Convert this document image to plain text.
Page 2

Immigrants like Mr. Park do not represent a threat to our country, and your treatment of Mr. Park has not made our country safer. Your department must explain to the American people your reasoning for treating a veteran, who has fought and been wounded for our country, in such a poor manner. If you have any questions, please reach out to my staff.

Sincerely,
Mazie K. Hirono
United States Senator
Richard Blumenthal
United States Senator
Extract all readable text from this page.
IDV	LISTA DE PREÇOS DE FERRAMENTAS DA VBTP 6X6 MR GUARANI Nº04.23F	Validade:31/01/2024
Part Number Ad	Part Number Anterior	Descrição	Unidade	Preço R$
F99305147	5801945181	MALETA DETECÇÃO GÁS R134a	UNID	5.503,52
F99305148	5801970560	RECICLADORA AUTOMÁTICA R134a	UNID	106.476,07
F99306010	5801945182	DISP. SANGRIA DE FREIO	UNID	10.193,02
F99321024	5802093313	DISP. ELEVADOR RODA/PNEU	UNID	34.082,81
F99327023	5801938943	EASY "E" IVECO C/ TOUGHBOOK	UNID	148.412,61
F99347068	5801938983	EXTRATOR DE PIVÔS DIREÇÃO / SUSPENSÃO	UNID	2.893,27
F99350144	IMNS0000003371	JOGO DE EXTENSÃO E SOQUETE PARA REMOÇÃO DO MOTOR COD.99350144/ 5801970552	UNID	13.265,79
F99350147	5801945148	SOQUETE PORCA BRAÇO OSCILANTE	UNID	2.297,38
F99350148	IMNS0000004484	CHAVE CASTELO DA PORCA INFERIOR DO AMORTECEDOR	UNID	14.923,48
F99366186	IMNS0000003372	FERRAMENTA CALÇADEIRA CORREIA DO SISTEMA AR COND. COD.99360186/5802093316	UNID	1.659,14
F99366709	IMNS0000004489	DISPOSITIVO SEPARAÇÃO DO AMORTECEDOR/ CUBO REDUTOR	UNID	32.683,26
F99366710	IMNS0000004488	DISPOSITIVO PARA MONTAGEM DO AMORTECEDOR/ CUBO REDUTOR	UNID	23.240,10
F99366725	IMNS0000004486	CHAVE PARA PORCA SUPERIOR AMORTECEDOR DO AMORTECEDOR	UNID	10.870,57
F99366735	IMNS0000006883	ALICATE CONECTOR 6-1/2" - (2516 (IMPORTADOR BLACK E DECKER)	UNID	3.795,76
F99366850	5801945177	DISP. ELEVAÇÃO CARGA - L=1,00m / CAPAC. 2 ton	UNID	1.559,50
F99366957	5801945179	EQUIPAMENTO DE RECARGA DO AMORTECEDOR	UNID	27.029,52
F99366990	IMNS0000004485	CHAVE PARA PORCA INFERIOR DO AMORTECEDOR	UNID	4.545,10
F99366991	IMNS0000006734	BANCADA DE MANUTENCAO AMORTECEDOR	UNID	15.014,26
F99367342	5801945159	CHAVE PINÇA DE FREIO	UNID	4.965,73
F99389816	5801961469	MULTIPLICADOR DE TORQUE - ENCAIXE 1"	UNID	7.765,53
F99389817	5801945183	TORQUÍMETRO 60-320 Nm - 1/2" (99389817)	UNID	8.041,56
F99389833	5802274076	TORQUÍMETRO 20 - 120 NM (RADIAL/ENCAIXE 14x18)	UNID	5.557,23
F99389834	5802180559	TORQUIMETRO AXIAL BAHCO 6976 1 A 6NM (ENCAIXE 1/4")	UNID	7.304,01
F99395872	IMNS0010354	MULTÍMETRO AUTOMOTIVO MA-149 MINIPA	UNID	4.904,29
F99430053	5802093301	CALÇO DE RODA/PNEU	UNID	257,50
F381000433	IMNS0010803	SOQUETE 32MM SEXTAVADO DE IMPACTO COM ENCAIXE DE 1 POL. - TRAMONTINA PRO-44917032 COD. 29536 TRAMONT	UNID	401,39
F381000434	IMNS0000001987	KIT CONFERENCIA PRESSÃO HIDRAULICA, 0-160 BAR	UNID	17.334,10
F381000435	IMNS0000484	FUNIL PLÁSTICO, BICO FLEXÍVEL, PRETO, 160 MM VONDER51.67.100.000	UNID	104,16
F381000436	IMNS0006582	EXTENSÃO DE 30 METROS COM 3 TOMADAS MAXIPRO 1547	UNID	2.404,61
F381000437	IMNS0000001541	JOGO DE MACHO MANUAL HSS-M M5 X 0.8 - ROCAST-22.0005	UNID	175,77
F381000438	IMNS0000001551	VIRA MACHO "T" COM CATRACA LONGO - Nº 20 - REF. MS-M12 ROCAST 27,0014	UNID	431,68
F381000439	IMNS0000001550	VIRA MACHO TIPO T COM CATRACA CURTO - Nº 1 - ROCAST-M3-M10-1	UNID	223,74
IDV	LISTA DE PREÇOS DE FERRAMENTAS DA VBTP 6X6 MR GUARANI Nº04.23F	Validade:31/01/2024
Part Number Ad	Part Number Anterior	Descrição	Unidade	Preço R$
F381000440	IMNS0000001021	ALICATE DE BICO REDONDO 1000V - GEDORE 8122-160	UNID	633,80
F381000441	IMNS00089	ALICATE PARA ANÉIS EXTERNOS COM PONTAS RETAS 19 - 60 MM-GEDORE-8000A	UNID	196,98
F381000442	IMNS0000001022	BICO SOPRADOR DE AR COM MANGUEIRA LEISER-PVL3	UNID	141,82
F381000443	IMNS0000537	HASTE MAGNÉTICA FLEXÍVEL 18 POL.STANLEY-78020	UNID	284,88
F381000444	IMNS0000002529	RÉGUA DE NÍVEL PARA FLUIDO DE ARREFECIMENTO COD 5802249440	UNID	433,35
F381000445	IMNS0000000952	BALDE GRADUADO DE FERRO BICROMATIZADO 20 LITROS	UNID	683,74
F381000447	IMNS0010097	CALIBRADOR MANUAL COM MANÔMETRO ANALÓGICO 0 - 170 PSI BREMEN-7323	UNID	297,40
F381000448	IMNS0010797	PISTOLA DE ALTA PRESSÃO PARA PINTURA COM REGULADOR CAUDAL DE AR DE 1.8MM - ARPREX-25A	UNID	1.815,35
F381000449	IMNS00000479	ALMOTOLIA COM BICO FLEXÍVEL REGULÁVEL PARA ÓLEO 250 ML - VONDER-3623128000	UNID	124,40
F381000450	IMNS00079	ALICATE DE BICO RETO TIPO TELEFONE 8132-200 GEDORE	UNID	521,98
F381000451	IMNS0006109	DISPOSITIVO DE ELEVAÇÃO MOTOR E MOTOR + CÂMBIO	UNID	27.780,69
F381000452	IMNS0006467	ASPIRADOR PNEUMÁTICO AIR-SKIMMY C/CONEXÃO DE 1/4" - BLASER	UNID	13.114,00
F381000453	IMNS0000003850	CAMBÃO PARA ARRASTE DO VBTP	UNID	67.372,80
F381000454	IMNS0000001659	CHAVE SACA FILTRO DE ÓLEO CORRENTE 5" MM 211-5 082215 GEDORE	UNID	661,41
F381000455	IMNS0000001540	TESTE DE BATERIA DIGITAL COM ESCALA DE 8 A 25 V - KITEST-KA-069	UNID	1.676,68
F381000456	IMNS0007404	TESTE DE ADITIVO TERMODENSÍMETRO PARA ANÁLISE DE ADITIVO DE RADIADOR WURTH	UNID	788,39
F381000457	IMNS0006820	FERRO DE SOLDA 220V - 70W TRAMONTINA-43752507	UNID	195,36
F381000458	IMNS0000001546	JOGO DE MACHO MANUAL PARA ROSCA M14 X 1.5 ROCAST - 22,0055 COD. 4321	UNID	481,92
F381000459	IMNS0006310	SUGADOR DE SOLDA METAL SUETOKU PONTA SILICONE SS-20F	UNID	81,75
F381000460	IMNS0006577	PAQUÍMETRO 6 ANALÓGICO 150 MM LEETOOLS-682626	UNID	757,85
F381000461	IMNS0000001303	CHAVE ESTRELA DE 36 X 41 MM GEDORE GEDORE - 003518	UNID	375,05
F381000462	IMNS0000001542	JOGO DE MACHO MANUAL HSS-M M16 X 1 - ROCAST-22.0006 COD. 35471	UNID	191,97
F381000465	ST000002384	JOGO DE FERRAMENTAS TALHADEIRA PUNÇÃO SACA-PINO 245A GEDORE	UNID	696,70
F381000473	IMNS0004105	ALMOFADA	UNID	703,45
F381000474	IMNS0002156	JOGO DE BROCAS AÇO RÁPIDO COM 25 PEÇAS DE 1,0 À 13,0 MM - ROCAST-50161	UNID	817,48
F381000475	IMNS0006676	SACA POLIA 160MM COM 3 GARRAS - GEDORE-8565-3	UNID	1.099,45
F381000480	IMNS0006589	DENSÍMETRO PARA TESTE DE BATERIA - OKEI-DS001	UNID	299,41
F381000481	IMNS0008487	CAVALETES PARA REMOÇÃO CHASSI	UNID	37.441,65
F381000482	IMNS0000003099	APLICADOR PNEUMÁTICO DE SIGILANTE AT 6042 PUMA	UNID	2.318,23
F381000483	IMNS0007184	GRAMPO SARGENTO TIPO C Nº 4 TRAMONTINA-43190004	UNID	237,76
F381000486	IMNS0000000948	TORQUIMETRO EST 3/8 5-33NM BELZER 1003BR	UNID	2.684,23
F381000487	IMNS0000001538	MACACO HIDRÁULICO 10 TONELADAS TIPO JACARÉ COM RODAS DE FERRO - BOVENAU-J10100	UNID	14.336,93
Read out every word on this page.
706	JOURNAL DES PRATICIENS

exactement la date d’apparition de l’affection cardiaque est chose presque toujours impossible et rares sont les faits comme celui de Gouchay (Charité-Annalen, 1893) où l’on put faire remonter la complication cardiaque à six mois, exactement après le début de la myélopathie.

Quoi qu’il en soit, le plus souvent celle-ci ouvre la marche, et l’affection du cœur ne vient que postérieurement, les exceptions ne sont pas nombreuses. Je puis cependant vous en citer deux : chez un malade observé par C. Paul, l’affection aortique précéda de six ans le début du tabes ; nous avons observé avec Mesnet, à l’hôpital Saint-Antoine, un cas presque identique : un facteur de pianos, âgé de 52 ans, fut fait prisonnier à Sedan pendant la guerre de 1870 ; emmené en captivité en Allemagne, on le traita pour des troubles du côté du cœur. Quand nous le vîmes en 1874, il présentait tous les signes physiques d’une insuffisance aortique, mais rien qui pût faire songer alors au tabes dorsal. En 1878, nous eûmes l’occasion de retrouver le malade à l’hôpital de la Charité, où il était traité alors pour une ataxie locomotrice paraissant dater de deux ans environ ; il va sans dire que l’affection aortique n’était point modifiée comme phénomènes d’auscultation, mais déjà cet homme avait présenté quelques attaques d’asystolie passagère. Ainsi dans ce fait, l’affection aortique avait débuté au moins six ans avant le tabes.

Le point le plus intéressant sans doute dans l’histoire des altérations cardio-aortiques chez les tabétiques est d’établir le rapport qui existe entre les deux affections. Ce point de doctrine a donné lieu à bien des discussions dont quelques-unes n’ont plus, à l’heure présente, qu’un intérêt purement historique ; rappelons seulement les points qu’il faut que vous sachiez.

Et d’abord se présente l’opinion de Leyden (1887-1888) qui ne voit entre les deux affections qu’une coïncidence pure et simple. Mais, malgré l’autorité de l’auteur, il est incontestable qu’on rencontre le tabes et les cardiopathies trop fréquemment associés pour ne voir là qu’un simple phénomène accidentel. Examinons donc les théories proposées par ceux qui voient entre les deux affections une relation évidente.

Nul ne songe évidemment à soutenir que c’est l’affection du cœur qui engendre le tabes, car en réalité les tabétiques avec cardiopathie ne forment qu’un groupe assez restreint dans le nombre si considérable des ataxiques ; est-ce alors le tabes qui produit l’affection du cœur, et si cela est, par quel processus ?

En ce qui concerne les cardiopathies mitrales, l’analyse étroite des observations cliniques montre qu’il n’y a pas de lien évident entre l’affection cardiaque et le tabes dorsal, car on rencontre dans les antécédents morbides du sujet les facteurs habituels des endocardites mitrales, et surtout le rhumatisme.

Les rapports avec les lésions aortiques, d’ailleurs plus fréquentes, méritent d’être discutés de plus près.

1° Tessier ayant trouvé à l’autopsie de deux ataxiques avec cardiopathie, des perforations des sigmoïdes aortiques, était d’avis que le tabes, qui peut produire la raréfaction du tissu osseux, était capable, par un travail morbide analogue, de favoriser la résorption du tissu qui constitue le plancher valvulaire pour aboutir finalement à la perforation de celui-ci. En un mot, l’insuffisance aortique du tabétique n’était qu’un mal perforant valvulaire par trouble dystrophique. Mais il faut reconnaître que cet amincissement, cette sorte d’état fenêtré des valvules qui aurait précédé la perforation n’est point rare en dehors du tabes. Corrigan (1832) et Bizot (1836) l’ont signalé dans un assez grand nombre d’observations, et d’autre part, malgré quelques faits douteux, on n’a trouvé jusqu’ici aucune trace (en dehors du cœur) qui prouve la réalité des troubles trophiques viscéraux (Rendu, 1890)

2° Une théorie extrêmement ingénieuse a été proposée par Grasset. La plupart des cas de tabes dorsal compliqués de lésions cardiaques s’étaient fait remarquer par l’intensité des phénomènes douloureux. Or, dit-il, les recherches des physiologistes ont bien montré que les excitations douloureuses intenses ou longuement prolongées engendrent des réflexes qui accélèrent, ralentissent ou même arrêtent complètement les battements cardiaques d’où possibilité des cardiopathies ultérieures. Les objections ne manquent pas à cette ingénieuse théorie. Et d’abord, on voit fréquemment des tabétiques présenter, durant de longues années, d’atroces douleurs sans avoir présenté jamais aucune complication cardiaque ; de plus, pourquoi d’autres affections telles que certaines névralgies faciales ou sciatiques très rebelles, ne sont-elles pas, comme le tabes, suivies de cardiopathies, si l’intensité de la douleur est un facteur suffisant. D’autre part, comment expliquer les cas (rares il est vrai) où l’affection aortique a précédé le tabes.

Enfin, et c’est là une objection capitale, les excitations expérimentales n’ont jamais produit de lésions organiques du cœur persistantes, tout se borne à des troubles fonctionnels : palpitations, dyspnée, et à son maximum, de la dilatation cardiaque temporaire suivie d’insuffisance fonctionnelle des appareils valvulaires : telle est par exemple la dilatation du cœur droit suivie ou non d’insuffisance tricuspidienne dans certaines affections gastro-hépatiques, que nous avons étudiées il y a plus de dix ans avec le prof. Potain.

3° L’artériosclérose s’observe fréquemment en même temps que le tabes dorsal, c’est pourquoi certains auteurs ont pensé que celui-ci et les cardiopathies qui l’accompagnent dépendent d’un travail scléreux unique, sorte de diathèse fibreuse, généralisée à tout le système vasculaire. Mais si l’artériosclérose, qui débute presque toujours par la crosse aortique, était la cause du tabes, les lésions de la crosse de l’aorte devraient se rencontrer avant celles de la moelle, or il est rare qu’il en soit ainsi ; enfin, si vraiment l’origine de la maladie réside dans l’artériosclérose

_GOAL OF THE EXERCISE_
Pull out every line of the records that includes the string "PORCA".

_EXERCISE RESULT_
F99350147	5801945148	SOQUETE PORCA BRAÇO OSCILANTE	UNID	2.297,38
F99350148	IMNS0000004484	CHAVE CASTELO DA PORCA INFERIOR DO AMORTECEDOR	UNID	14.923,48
F99366725	IMNS0000004486	CHAVE PARA PORCA SUPERIOR AMORTECEDOR DO AMORTECEDOR	UNID	10.870,57
F99366990	IMNS0000004485	CHAVE PARA PORCA INFERIOR DO AMORTECEDOR	UNID	4.545,10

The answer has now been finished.